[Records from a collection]
________________________________________

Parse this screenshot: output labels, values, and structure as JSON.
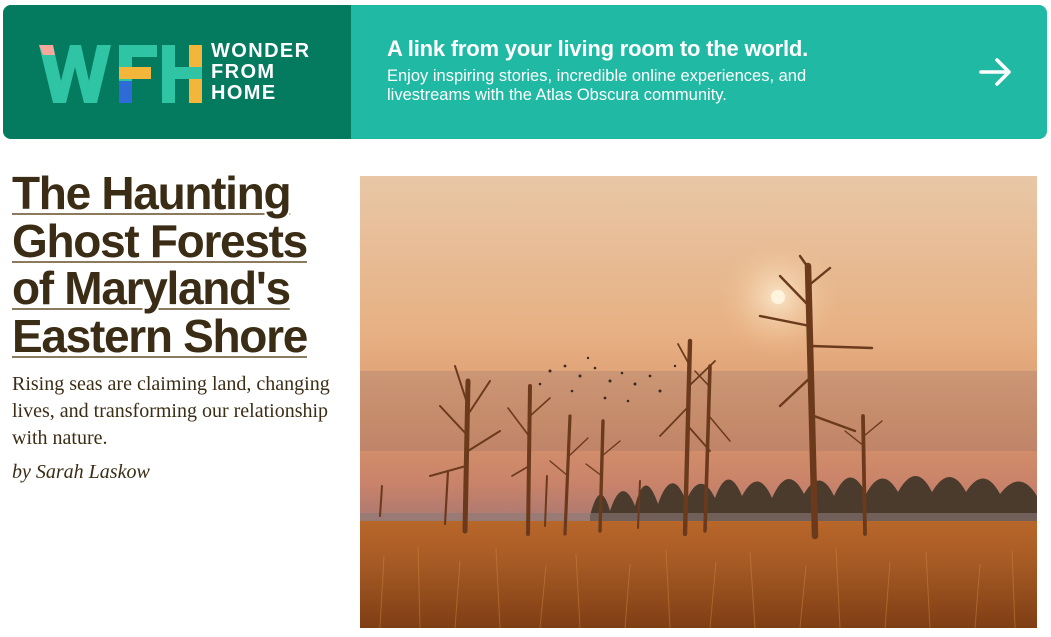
{
  "banner": {
    "logo_letters": "WFH",
    "logo_words": [
      "WONDER",
      "FROM",
      "HOME"
    ],
    "headline": "A link from your living room to the world.",
    "subtext": "Enjoy inspiring stories, incredible online experiences, and livestreams with the Atlas Obscura community.",
    "arrow_icon": "arrow-right-icon",
    "colors": {
      "left": "#047a5f",
      "right": "#20b9a3"
    }
  },
  "article": {
    "title": "The Haunting Ghost Forests of Maryland's Eastern Shore",
    "dek": "Rising seas are claiming land, changing lives, and transforming our relationship with nature.",
    "byline": "by Sarah Laskow"
  },
  "colors": {
    "text": "#3b2d15"
  }
}
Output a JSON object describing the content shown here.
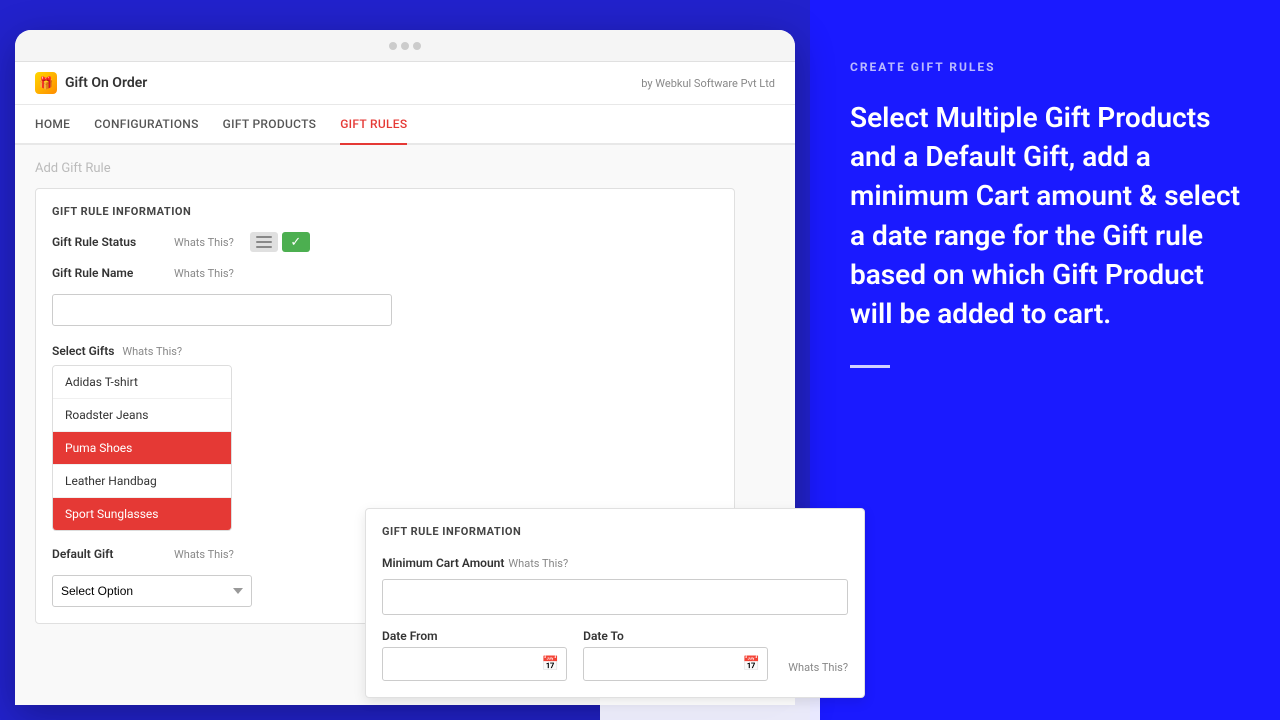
{
  "app": {
    "logo_emoji": "🎁",
    "title": "Gift On Order",
    "powered_by": "by Webkul Software Pvt Ltd"
  },
  "nav": {
    "items": [
      {
        "label": "HOME",
        "active": false
      },
      {
        "label": "CONFIGURATIONS",
        "active": false
      },
      {
        "label": "GIFT PRODUCTS",
        "active": false
      },
      {
        "label": "GIFT RULES",
        "active": true
      }
    ]
  },
  "page": {
    "breadcrumb": "Add Gift Rule",
    "section1_title": "GIFT RULE INFORMATION",
    "gift_rule_status_label": "Gift Rule Status",
    "whats_this": "Whats This?",
    "gift_rule_name_label": "Gift Rule Name",
    "select_gifts_label": "Select Gifts",
    "default_gift_label": "Default Gift",
    "select_option_placeholder": "Select Option",
    "gifts": [
      {
        "label": "Adidas T-shirt",
        "selected": false
      },
      {
        "label": "Roadster Jeans",
        "selected": false
      },
      {
        "label": "Puma Shoes",
        "selected": true
      },
      {
        "label": "Leather Handbag",
        "selected": false
      },
      {
        "label": "Sport Sunglasses",
        "selected": true
      }
    ]
  },
  "second_card": {
    "section_title": "GIFT RULE INFORMATION",
    "min_cart_amount_label": "Minimum Cart Amount",
    "whats_this": "Whats This?",
    "date_from_label": "Date From",
    "date_to_label": "Date To",
    "date_whats_this": "Whats This?"
  },
  "right_panel": {
    "label": "CREATE GIFT RULES",
    "description": "Select Multiple Gift Products and a Default Gift, add a minimum Cart amount & select a date range for the Gift rule based on which Gift Product will be added to cart."
  }
}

________________________________________

**Prompt**
Pick out every line above that holds the word "with" and copy it.

**Finished answer**
    "subtext": "Enjoy inspiring stories, incredible online experiences, and livestreams with the Atlas Obscura community.",
    "dek": "Rising seas are claiming land, changing lives, and transforming our relationship with nature.",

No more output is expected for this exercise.